§ Selected passage:
>>>>>

Starting to get tired of Eurozone proposals? Here is another one, addressing incentive problems of the European Redemption Fund (ERF) proposal by the Sachverstaendigenrat. In this I call for scheduled amortization for all government debt (the June version is here) issued in the Eurozone, which is the standard practice in finance for other debt funding long-term investment, for instance mortgages. Obviously those that think that governments do not die and debt should be perpetual will not like it. Please read it together with my proposal for a catastrophic / tail risk Eurozone bond insurance scheme run by the ESM, which clearly should impose limits on bond instruments covered. One of the issues I see with the ERF as proposed is a distorted pricing structure, with absolutely no incentive for high-debt beneficiaries to amortize other than Eurozone-imposed law. Or would you voluntarily amortize your cheapest loan? Good luck with enforcing that.

June 2012: Short Zerohedge post on some of the issues facing investors regarding the construction of the Spanish covered bond law. See also my earlier paper on the German Pfandbrief system (German).

Presentation given at IMFs MCM Department on Housing Finance Specialists - Reform or Unwind, as we are faced with dozens of dysfunctional housing finance systems in the overdeveloped world.


April 2012: Short article looking into German house price risk, potential mortgage default drivers and their joint financial determinants, written on behalf of Genopace (B2B platform). There are obviously mitigants, such as Germany's high rental sector share. Problematic however is the impact of low rates on house prices, and in combination with long-term fixing of those rates the high duration gap taken by German banks and accepted by bank regulators (Deutsch).

March 2012: Final version of a paper on Transatlantic Mortgage Credit Boom and Bust – the Impact of Market Structure and Regulation sponsored by the Korean Development Institute KDI. In the paper I look into how the increasingly risky setup of Western mortgage markets - where borrower and lender leverage as well as mismatches have increased over decades as a result of liberalization - has weakened the resilience against global credit booms. Short of returning to special banking I recommend a Volcker Rule for mortgage finance, which would minimize the cross-subsidization of credit through interest rate risk. The paper is part of a forthcoming KDI book publication on housing finance reform.

January 2012: Handelsblatt comment on the rating agencies' sovereign credit rating approach that systematically ignores inflation and devaluation risk for investors, hence creates a policy bias against low-inflation currency zones. Deutsch as published, and slightly longer English version.

December 2011: Presentation given at the Korean Development Institute international conference on 'A New Paradigm for Housing Policy', Seoul Dec 12-13, on the transatlantic mortgage crisis.

<<<<<

§ What is being asked: Extend the dated list of housing finance and Eurozone debt writings, adding entries after the December 2011 one.

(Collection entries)
>>>>>

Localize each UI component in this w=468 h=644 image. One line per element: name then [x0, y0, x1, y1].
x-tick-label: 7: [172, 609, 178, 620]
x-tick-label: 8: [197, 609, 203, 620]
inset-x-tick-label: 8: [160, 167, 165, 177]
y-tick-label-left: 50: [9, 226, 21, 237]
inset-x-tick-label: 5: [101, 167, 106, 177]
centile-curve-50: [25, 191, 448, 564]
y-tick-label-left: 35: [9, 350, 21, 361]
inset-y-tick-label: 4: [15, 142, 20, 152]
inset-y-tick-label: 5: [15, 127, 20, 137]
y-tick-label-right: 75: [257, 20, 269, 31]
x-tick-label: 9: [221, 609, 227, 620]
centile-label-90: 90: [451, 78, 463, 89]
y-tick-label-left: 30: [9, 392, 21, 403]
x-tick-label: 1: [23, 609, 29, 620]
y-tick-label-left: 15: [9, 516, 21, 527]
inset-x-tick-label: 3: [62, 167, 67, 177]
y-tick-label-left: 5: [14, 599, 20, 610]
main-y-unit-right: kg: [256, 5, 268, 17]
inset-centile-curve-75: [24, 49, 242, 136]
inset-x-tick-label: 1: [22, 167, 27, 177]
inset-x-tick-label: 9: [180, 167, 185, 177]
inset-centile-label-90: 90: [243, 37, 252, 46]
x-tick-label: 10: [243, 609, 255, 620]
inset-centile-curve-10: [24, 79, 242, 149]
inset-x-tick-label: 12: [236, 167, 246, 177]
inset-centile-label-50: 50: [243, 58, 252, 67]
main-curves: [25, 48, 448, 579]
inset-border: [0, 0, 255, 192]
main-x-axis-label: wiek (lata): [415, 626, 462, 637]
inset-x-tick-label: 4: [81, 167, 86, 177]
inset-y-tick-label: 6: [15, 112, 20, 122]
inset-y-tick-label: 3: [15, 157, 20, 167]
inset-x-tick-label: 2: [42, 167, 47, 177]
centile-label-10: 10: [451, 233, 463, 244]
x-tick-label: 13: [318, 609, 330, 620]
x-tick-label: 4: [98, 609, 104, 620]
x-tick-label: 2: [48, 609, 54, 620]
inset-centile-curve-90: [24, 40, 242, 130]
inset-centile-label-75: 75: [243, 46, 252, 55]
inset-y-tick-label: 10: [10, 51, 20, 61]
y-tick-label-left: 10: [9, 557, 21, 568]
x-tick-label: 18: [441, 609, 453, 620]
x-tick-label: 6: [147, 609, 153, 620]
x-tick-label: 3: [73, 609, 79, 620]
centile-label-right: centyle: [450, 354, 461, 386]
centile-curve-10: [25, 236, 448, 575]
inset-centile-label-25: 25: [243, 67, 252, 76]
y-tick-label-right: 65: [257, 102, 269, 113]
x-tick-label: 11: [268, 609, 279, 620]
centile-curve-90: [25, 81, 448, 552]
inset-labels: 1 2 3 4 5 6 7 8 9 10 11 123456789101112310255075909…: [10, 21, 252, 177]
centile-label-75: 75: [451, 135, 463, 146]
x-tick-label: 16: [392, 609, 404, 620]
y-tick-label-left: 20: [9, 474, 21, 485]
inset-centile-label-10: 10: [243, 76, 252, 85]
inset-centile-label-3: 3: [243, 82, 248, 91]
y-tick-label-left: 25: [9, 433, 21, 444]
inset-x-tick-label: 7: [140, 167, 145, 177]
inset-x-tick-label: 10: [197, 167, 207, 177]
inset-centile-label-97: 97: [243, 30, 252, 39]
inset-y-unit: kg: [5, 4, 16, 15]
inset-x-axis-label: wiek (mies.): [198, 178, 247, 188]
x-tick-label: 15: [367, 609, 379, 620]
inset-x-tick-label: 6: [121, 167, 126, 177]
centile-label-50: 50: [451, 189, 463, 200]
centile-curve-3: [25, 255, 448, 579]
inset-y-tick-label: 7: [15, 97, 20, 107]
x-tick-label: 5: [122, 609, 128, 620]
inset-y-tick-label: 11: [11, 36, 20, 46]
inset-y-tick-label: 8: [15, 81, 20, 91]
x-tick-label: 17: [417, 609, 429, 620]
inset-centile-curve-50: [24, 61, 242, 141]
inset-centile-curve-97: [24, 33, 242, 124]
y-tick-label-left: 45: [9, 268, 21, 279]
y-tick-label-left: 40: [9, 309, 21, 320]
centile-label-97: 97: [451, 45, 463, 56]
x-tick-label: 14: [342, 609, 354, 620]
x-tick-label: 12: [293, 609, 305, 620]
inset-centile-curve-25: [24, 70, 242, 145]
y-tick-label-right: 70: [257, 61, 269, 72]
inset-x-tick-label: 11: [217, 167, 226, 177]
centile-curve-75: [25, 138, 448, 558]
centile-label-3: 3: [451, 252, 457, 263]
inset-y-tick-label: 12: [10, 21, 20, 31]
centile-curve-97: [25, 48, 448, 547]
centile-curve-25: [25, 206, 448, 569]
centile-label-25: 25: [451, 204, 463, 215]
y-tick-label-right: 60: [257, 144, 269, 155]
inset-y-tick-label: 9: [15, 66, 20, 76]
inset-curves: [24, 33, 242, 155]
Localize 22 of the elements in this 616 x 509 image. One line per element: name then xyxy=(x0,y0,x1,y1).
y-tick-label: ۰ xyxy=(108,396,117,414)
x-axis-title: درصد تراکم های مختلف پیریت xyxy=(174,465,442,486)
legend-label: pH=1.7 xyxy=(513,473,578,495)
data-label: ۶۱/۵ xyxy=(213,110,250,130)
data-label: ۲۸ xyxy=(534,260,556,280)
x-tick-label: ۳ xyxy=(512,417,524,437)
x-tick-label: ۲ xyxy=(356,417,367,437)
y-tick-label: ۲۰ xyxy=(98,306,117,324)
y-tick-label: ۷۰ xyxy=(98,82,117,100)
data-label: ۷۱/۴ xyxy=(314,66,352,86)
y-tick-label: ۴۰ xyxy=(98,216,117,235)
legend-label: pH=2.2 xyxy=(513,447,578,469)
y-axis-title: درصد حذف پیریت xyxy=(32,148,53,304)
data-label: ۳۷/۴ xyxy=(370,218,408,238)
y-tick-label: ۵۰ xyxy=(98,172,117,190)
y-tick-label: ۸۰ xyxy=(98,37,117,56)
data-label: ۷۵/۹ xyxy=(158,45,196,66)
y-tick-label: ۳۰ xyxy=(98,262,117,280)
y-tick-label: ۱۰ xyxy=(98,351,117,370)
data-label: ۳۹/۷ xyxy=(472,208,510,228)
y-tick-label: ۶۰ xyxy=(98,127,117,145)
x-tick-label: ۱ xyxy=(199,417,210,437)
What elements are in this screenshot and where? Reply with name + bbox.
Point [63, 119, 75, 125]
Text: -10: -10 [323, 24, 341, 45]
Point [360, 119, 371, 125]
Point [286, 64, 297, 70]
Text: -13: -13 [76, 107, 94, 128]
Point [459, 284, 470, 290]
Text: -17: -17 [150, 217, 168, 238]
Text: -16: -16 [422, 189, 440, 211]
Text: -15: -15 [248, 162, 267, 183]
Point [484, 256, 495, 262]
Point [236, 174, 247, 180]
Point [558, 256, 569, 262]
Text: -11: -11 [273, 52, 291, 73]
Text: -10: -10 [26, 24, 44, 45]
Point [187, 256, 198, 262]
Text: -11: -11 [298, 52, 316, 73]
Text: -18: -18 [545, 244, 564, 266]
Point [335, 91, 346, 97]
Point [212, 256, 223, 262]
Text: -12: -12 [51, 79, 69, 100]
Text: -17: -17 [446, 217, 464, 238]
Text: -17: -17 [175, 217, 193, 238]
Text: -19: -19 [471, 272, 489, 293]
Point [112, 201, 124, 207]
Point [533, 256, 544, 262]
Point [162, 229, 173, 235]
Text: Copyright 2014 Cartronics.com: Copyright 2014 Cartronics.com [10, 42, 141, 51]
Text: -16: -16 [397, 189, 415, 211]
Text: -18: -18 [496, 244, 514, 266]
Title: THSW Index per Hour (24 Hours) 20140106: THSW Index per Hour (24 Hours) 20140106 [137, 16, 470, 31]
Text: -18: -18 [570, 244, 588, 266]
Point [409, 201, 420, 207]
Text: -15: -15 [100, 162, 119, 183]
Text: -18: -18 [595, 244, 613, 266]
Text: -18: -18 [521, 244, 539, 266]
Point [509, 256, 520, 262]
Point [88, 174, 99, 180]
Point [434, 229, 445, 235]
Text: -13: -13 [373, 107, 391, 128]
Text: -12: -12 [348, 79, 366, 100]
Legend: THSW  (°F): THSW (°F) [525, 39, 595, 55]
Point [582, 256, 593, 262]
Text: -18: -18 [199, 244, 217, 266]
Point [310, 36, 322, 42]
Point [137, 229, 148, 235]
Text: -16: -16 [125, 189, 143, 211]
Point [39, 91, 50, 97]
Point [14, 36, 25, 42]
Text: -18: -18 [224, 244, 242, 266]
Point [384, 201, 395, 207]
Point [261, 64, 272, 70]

<<<<<

§ Written response:
November 2011: release of a January 2011 (in empirical substance early 2010) paper on the causes, consequences and ideas for the regulation of foreign currency mortgage lending in Central and Eastern Europe. We analyzed 4 countries in somewhat greater depth than usual: Poland, Hungary, Latvia and Ukraine. Our key point is that - in long-term mortgages - some countries cannot avoid doing FX lending, while others can and should. Those who can't should focus on developing material protections against downside risk for both borrowers and banks rather than doing stop and go with FX product bans.


September 2011: Comment on the U.S. interagency conflict that broke the monetary policy transmission channel for mortgages. Essentially, until the summer of 2011 Federal Reserve zero interest rate policies, sponsored by savers, have recapitalized the former Government-sponsored Enterprises Fannie Mae and Freddie Mac as well as U.S. banks holding mortgage bonds, rather than benefiting U.S. consumers. By the fall of 2001 a consensus seems to be emerging that - even as consumer debt levels remain way too high - at least lower policy rates should be passed  through directly to consumers, allowing for indirect positive feedback effects on the industry.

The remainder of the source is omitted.